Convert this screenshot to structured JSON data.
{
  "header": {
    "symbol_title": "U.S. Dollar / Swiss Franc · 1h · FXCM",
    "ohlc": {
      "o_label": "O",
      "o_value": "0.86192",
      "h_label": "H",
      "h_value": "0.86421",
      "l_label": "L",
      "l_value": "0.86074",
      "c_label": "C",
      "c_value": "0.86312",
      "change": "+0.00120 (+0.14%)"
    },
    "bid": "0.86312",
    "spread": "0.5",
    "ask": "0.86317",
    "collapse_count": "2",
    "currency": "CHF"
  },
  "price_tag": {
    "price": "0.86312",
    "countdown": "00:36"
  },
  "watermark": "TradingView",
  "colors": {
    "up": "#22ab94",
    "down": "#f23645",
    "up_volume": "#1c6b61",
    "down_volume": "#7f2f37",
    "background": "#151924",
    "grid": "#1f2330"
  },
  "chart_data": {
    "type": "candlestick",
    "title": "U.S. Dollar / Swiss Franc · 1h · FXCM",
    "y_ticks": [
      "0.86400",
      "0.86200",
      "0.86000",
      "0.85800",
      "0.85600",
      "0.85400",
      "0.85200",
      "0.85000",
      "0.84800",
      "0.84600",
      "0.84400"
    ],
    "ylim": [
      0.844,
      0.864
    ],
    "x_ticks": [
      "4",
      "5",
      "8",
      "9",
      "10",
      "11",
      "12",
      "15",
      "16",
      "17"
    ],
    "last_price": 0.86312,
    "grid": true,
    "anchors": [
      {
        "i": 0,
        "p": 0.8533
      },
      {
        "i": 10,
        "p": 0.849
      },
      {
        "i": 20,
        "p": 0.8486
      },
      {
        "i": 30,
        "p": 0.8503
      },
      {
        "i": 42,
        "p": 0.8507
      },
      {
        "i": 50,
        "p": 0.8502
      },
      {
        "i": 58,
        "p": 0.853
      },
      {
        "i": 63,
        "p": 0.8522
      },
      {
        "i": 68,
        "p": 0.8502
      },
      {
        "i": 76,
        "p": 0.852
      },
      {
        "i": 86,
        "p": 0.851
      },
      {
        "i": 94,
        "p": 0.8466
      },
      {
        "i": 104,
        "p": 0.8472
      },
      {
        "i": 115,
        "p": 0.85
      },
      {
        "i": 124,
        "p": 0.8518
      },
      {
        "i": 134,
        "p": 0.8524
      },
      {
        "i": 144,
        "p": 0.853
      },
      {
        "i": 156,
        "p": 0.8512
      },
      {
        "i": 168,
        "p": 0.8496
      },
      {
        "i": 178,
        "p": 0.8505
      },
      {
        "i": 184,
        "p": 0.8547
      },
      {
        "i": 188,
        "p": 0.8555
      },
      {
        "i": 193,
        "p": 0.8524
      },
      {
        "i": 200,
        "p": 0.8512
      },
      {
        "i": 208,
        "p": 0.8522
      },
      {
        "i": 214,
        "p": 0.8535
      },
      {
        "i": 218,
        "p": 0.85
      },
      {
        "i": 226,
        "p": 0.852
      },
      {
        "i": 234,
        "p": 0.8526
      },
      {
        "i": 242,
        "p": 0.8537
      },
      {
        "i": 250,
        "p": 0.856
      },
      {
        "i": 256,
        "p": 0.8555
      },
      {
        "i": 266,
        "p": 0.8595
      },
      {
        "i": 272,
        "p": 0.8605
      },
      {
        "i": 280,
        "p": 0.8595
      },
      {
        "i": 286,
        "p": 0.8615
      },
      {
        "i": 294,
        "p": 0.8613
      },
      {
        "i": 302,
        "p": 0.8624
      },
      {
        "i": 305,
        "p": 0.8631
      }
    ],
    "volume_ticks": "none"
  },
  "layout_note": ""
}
* * *
--- EXERCISE PROMPT ---
Say the number of lines in the listing that hold "Franc", with no added words.

--- PROBLEM SOLUTION ---
2